**Task requirements:**
Identify each line below that contains the word "vakman", and copy it out.

**Provided data:**
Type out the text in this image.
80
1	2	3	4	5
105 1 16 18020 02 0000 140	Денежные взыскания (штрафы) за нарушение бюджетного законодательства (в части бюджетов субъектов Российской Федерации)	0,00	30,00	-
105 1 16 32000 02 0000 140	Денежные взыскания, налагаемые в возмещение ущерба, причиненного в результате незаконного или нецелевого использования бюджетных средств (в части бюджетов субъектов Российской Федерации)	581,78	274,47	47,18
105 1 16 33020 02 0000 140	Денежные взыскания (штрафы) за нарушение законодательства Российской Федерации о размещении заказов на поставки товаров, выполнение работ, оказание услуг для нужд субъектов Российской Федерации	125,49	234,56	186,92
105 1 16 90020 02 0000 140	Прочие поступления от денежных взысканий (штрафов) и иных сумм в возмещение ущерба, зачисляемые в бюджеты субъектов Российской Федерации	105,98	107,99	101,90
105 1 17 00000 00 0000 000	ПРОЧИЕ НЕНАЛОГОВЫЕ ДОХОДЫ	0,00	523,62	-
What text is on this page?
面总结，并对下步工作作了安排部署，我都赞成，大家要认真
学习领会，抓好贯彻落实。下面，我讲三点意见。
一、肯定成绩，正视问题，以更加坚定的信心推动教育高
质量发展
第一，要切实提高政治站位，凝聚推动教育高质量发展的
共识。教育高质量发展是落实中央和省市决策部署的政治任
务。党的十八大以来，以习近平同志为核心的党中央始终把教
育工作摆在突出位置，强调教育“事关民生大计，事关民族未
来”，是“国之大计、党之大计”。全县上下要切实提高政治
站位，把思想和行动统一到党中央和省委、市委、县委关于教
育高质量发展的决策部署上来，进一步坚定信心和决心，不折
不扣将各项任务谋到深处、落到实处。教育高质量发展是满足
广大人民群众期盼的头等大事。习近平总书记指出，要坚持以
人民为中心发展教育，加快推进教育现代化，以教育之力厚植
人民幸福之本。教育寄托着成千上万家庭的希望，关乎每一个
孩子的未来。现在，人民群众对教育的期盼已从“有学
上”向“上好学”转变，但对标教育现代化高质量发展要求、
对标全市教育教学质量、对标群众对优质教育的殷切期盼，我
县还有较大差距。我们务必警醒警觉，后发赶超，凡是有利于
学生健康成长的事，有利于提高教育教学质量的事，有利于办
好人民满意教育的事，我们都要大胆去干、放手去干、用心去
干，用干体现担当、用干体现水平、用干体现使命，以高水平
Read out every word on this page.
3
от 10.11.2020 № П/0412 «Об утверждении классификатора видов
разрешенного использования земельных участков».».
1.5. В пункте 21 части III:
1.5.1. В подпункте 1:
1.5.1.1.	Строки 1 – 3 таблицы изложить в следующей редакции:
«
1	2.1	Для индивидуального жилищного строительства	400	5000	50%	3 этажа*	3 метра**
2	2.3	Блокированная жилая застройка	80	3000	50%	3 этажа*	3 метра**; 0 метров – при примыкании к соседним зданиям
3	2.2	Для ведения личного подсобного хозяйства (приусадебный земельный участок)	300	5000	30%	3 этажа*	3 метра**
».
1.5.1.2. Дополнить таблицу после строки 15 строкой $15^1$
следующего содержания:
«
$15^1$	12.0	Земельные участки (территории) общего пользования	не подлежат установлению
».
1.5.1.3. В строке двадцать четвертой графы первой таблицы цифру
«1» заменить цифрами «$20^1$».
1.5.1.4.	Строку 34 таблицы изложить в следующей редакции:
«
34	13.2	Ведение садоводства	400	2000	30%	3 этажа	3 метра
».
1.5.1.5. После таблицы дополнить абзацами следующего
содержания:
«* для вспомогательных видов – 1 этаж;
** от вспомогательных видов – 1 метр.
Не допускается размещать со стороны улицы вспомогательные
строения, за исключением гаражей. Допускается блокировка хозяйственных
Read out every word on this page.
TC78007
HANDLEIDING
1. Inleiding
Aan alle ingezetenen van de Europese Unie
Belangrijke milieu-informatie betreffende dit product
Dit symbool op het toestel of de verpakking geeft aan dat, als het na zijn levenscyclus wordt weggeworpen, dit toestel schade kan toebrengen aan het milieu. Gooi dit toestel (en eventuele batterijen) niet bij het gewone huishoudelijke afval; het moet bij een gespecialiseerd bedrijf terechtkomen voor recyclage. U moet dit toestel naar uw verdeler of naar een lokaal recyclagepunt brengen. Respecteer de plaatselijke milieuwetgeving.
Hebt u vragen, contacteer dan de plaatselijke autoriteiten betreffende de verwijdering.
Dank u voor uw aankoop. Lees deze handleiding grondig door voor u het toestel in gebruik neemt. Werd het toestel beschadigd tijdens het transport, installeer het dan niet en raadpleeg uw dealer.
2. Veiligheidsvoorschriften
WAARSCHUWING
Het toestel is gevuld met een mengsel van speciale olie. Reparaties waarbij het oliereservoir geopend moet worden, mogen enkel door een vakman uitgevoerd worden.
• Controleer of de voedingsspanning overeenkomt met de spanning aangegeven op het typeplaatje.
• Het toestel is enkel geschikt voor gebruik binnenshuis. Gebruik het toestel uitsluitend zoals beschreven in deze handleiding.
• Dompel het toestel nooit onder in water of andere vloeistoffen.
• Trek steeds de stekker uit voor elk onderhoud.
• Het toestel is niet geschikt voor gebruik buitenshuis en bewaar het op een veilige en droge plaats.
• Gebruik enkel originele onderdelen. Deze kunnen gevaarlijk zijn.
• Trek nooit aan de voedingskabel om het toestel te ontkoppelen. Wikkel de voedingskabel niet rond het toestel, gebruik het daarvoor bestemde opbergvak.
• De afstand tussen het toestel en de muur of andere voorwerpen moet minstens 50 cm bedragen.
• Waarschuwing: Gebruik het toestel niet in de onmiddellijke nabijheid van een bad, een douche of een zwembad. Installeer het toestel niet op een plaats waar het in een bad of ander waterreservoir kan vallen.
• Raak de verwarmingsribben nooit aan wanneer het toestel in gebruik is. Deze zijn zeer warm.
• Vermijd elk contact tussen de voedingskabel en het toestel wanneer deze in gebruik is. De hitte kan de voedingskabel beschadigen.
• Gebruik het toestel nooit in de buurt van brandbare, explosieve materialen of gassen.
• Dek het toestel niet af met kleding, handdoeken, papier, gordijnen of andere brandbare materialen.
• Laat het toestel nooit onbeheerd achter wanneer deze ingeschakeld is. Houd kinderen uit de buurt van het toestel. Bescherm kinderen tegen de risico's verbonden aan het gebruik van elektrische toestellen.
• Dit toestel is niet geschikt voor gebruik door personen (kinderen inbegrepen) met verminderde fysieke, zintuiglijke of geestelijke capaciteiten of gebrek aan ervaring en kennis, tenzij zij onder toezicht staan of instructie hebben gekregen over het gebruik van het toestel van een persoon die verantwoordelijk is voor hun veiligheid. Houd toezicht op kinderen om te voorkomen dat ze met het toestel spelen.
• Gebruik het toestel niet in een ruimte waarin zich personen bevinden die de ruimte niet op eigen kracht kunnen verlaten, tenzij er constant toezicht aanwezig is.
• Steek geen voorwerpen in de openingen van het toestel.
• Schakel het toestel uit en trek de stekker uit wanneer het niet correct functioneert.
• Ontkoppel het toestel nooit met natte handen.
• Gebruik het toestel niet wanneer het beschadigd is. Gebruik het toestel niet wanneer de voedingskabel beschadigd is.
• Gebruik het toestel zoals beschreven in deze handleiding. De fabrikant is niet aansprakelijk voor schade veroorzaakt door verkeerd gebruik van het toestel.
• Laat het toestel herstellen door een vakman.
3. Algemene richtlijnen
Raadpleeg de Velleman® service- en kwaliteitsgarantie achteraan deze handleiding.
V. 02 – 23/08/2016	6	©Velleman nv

**Answer to the task:**
Het toestel is gevuld met een mengsel van speciale olie. Reparaties waarbij het oliereservoir geopend moet worden, mogen enkel door een vakman uitgevoerd worden.
• Laat het toestel herstellen door een vakman.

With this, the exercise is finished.